• **PROBLEM DESCRIPTION**
Find the string "Repression" in the listing and report every line that has it.

• **EXCERPTED DATA**
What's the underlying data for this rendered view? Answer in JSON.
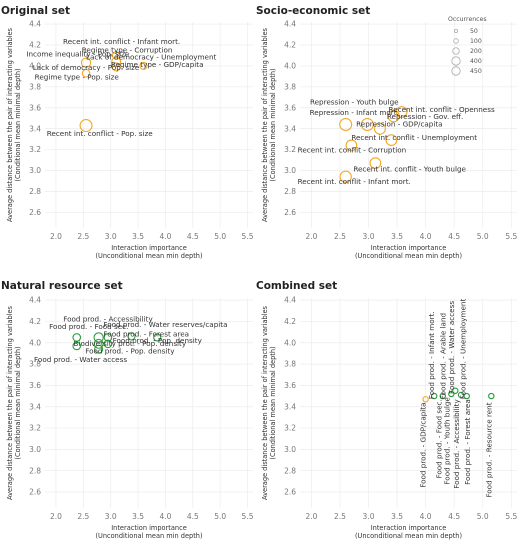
{
  "chart_data": [
    {
      "type": "scatter",
      "title": "Original set",
      "xlabel": "Interaction importance (Unconditional mean min depth)",
      "ylabel": "Average distance between the pair of interacting variables (Conditional mean minimal depth)",
      "xlim": [
        1.8,
        5.6
      ],
      "ylim": [
        2.45,
        4.42
      ],
      "xticks": [
        "2.0",
        "2.5",
        "3.0",
        "3.5",
        "4.0",
        "4.5",
        "5.0",
        "5.5"
      ],
      "yticks": [
        "2.6",
        "2.8",
        "3.0",
        "3.2",
        "3.4",
        "3.6",
        "3.8",
        "4.0",
        "4.2",
        "4.4"
      ],
      "color": "#f5a623",
      "points": [
        {
          "x": 2.55,
          "y": 4.03,
          "size": 120
        },
        {
          "x": 2.55,
          "y": 3.93,
          "size": 80
        },
        {
          "x": 2.55,
          "y": 3.43,
          "size": 200
        },
        {
          "x": 3.1,
          "y": 4.1,
          "size": 80
        },
        {
          "x": 3.1,
          "y": 4.04,
          "size": 110
        },
        {
          "x": 3.1,
          "y": 3.99,
          "size": 90
        },
        {
          "x": 3.6,
          "y": 4.0,
          "size": 70
        }
      ],
      "labels": [
        {
          "text": "Recent int. conflict - Infant mort.",
          "x": 3.2,
          "y": 4.21
        },
        {
          "text": "Regime type - Corruption",
          "x": 3.3,
          "y": 4.13
        },
        {
          "text": "Income inequality - Pop. size",
          "x": 2.4,
          "y": 4.09
        },
        {
          "text": "Lack of democracy - Unemployment",
          "x": 3.74,
          "y": 4.06
        },
        {
          "text": "Regime type - GDP/capita",
          "x": 3.85,
          "y": 3.99
        },
        {
          "text": "Lack of democracy - Pop. size",
          "x": 2.55,
          "y": 3.96
        },
        {
          "text": "Regime type - Pop. size",
          "x": 2.38,
          "y": 3.87
        },
        {
          "text": "Recent int. conflict - Pop. size",
          "x": 2.8,
          "y": 3.33
        }
      ]
    },
    {
      "type": "scatter",
      "title": "Socio-economic set",
      "xlabel": "Interaction importance (Unconditional mean min depth)",
      "ylabel": "Average distance between the pair of interacting variables (Conditional mean minimal depth)",
      "xlim": [
        1.8,
        5.6
      ],
      "ylim": [
        2.45,
        4.42
      ],
      "xticks": [
        "2.0",
        "2.5",
        "3.0",
        "3.5",
        "4.0",
        "4.5",
        "5.0",
        "5.5"
      ],
      "yticks": [
        "2.6",
        "2.8",
        "3.0",
        "3.2",
        "3.4",
        "3.6",
        "3.8",
        "4.0",
        "4.2",
        "4.4"
      ],
      "color": "#f5a623",
      "points": [
        {
          "x": 2.6,
          "y": 3.44,
          "size": 200
        },
        {
          "x": 2.6,
          "y": 2.94,
          "size": 180
        },
        {
          "x": 2.7,
          "y": 3.24,
          "size": 160
        },
        {
          "x": 2.98,
          "y": 3.44,
          "size": 200
        },
        {
          "x": 3.12,
          "y": 3.07,
          "size": 160
        },
        {
          "x": 3.2,
          "y": 3.4,
          "size": 170
        },
        {
          "x": 3.44,
          "y": 3.52,
          "size": 180
        },
        {
          "x": 3.58,
          "y": 3.56,
          "size": 160
        },
        {
          "x": 3.4,
          "y": 3.29,
          "size": 160
        }
      ],
      "labels": [
        {
          "text": "Repression - Youth bulge",
          "x": 2.75,
          "y": 3.63
        },
        {
          "text": "Recent int. conflit - Openness",
          "x": 4.28,
          "y": 3.56
        },
        {
          "text": "Repression - Infant mort.",
          "x": 2.75,
          "y": 3.53
        },
        {
          "text": "Repression - Gov. eff.",
          "x": 3.99,
          "y": 3.49
        },
        {
          "text": "Repression - GDP/capita",
          "x": 3.54,
          "y": 3.42
        },
        {
          "text": "Recent int. conflit - Unemployment",
          "x": 3.8,
          "y": 3.29
        },
        {
          "text": "Recent int. conflit - Corruption",
          "x": 2.71,
          "y": 3.17
        },
        {
          "text": "Recent int. conflit - Youth bulge",
          "x": 3.72,
          "y": 2.99
        },
        {
          "text": "Recent int. conflit - Infant mort.",
          "x": 2.75,
          "y": 2.87
        }
      ],
      "legend": {
        "title": "Occurrences",
        "placement": "top-right",
        "entries": [
          {
            "label": "50",
            "size": 50
          },
          {
            "label": "100",
            "size": 100
          },
          {
            "label": "200",
            "size": 200
          },
          {
            "label": "400",
            "size": 400
          },
          {
            "label": "450",
            "size": 450
          }
        ]
      }
    },
    {
      "type": "scatter",
      "title": "Natural resource set",
      "xlabel": "Interaction importance (Unconditional mean min depth)",
      "ylabel": "Average distance between the pair of interacting variables (Conditional mean minimal depth)",
      "xlim": [
        1.8,
        5.6
      ],
      "ylim": [
        2.45,
        4.42
      ],
      "xticks": [
        "2.0",
        "2.5",
        "3.0",
        "3.5",
        "4.0",
        "4.5",
        "5.0",
        "5.5"
      ],
      "yticks": [
        "2.6",
        "2.8",
        "3.0",
        "3.2",
        "3.4",
        "3.6",
        "3.8",
        "4.0",
        "4.2",
        "4.4"
      ],
      "color": "#2a9d3a",
      "points": [
        {
          "x": 2.38,
          "y": 4.05,
          "size": 80
        },
        {
          "x": 2.38,
          "y": 3.97,
          "size": 80
        },
        {
          "x": 2.78,
          "y": 4.05,
          "size": 120
        },
        {
          "x": 2.78,
          "y": 3.99,
          "size": 110
        },
        {
          "x": 2.78,
          "y": 3.94,
          "size": 90
        },
        {
          "x": 2.95,
          "y": 4.05,
          "size": 80
        },
        {
          "x": 2.95,
          "y": 3.99,
          "size": 80
        },
        {
          "x": 3.38,
          "y": 4.06,
          "size": 70
        },
        {
          "x": 3.85,
          "y": 4.05,
          "size": 70
        }
      ],
      "labels": [
        {
          "text": "Food prod. - Accessibility",
          "x": 2.95,
          "y": 4.2
        },
        {
          "text": "Food prod. - Water reserves/capita",
          "x": 4.0,
          "y": 4.15
        },
        {
          "text": "Food prod. - Food sec.",
          "x": 2.6,
          "y": 4.13
        },
        {
          "text": "Food prod. - Forest area",
          "x": 3.65,
          "y": 4.06
        },
        {
          "text": "Food prod. - Pop. density",
          "x": 3.85,
          "y": 4.0
        },
        {
          "text": "Biodiversity prot. - Pop. density",
          "x": 3.35,
          "y": 3.97
        },
        {
          "text": "Food prod. - Pop. density",
          "x": 3.35,
          "y": 3.9
        },
        {
          "text": "Food prod. - Water access",
          "x": 2.45,
          "y": 3.82
        }
      ]
    },
    {
      "type": "scatter",
      "title": "Combined set",
      "xlabel": "Interaction importance (Unconditional mean min depth)",
      "ylabel": "Average distance between the pair of interacting variables (Conditional mean minimal depth)",
      "xlim": [
        1.8,
        5.6
      ],
      "ylim": [
        2.45,
        4.42
      ],
      "xticks": [
        "2.0",
        "2.5",
        "3.0",
        "3.5",
        "4.0",
        "4.5",
        "5.0",
        "5.5"
      ],
      "yticks": [
        "2.6",
        "2.8",
        "3.0",
        "3.2",
        "3.4",
        "3.6",
        "3.8",
        "4.0",
        "4.2",
        "4.4"
      ],
      "points": [
        {
          "x": 4.0,
          "y": 3.47,
          "size": 40,
          "color": "#f5a623"
        },
        {
          "x": 4.15,
          "y": 3.5,
          "size": 40,
          "color": "#2a9d3a"
        },
        {
          "x": 4.3,
          "y": 3.5,
          "size": 40,
          "color": "#2a9d3a"
        },
        {
          "x": 4.45,
          "y": 3.52,
          "size": 40,
          "color": "#2a9d3a"
        },
        {
          "x": 4.52,
          "y": 3.55,
          "size": 40,
          "color": "#2a9d3a"
        },
        {
          "x": 4.62,
          "y": 3.51,
          "size": 40,
          "color": "#2a9d3a"
        },
        {
          "x": 4.72,
          "y": 3.5,
          "size": 40,
          "color": "#2a9d3a"
        },
        {
          "x": 5.15,
          "y": 3.5,
          "size": 40,
          "color": "#2a9d3a"
        }
      ],
      "labels": [
        {
          "text": "Food prod. - GDP/capita",
          "x": 4.0,
          "y": 3.44,
          "anchor": "end",
          "rotate": -90
        },
        {
          "text": "Food prod. - Infant mort.",
          "x": 4.15,
          "y": 3.47,
          "anchor": "start",
          "rotate": -90
        },
        {
          "text": "Food prod. - Food sec.",
          "x": 4.28,
          "y": 3.47,
          "anchor": "end",
          "rotate": -90
        },
        {
          "text": "Food prod. - Arable land",
          "x": 4.35,
          "y": 3.47,
          "anchor": "start",
          "rotate": -90
        },
        {
          "text": "Food prod. - Youth bulge",
          "x": 4.42,
          "y": 3.49,
          "anchor": "end",
          "rotate": -90
        },
        {
          "text": "Food prod. - Water access",
          "x": 4.5,
          "y": 3.52,
          "anchor": "start",
          "rotate": -90
        },
        {
          "text": "Food prod. - Accessibility",
          "x": 4.58,
          "y": 3.47,
          "anchor": "end",
          "rotate": -90
        },
        {
          "text": "Food prod. - Unemployment",
          "x": 4.7,
          "y": 3.47,
          "anchor": "start",
          "rotate": -90
        },
        {
          "text": "Food prod. - Forest area",
          "x": 4.78,
          "y": 3.47,
          "anchor": "end",
          "rotate": -90
        },
        {
          "text": "Food prod. - Resource rent",
          "x": 5.15,
          "y": 3.44,
          "anchor": "end",
          "rotate": -90
        }
      ]
    }
  ]
}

• **EXERCISE RESPONSE**
          "text": "Repression - Youth bulge",
          "text": "Repression - Infant mort.",
          "text": "Repression - Gov. eff.",
          "text": "Repression - GDP/capita",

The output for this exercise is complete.